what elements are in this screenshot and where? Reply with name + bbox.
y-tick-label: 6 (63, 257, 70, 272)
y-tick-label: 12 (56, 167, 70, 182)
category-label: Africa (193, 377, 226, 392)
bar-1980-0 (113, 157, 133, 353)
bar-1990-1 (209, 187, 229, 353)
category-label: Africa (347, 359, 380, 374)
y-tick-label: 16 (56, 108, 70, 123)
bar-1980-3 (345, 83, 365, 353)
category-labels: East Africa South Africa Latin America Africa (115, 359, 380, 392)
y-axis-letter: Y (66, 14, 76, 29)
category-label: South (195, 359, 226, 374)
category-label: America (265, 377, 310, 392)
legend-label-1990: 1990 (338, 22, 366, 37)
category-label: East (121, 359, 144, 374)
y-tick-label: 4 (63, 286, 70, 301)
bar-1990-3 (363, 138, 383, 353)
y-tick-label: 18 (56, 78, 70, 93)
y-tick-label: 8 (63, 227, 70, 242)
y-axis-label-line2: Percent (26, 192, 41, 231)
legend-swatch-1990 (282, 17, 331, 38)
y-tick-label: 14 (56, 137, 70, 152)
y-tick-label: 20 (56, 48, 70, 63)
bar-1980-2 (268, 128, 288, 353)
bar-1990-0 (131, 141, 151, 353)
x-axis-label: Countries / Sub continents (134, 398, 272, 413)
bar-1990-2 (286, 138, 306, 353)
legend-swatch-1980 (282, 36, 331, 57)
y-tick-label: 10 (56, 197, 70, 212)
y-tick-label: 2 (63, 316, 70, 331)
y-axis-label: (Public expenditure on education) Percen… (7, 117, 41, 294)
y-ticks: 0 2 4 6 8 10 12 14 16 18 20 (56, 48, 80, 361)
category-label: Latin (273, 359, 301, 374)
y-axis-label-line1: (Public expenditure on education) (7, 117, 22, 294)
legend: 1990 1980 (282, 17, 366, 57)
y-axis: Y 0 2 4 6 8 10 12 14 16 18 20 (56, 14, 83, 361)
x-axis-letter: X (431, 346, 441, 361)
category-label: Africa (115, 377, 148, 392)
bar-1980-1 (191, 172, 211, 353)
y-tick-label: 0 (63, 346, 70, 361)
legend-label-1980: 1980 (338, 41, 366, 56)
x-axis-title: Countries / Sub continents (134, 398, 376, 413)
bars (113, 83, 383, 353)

——

WHAT IS BEING ASKED:
Output the lines of the records above, copied character for character and in the same order.

SOLUTION FOR THIS EXERCISE:
what elements are in this screenshot and where? Reply with name + bbox.
y-tick-label: 6 (63, 257, 70, 272)
y-tick-label: 12 (56, 167, 70, 182)
category-label: Africa (193, 377, 226, 392)
bar-1980-0 (113, 157, 133, 353)
bar-1990-1 (209, 187, 229, 353)
category-label: Africa (347, 359, 380, 374)
y-tick-label: 16 (56, 108, 70, 123)
bar-1980-3 (345, 83, 365, 353)
category-labels: East Africa South Africa Latin America Africa (115, 359, 380, 392)
y-axis-letter: Y (66, 14, 76, 29)
category-label: South (195, 359, 226, 374)
category-label: America (265, 377, 310, 392)
legend-label-1990: 1990 (338, 22, 366, 37)
category-label: East (121, 359, 144, 374)
y-tick-label: 4 (63, 286, 70, 301)
bar-1990-3 (363, 138, 383, 353)
y-tick-label: 18 (56, 78, 70, 93)
y-tick-label: 8 (63, 227, 70, 242)
y-axis-label-line2: Percent (26, 192, 41, 231)
legend-swatch-1990 (282, 17, 331, 38)
y-tick-label: 14 (56, 137, 70, 152)
y-tick-label: 20 (56, 48, 70, 63)
bar-1980-2 (268, 128, 288, 353)
bar-1990-0 (131, 141, 151, 353)
x-axis-label: Countries / Sub continents (134, 398, 272, 413)
bar-1990-2 (286, 138, 306, 353)
legend-swatch-1980 (282, 36, 331, 57)
y-tick-label: 10 (56, 197, 70, 212)
y-tick-label: 2 (63, 316, 70, 331)
y-axis-label: (Public expenditure on education) Percen… (7, 117, 41, 294)
y-ticks: 0 2 4 6 8 10 12 14 16 18 20 (56, 48, 80, 361)
category-label: Latin (273, 359, 301, 374)
y-axis-label-line1: (Public expenditure on education) (7, 117, 22, 294)
legend: 1990 1980 (282, 17, 366, 57)
y-axis: Y 0 2 4 6 8 10 12 14 16 18 20 (56, 14, 83, 361)
x-axis-letter: X (431, 346, 441, 361)
category-label: Africa (115, 377, 148, 392)
bar-1980-1 (191, 172, 211, 353)
y-tick-label: 0 (63, 346, 70, 361)
legend-label-1980: 1980 (338, 41, 366, 56)
x-axis-title: Countries / Sub continents (134, 398, 376, 413)
bars (113, 83, 383, 353)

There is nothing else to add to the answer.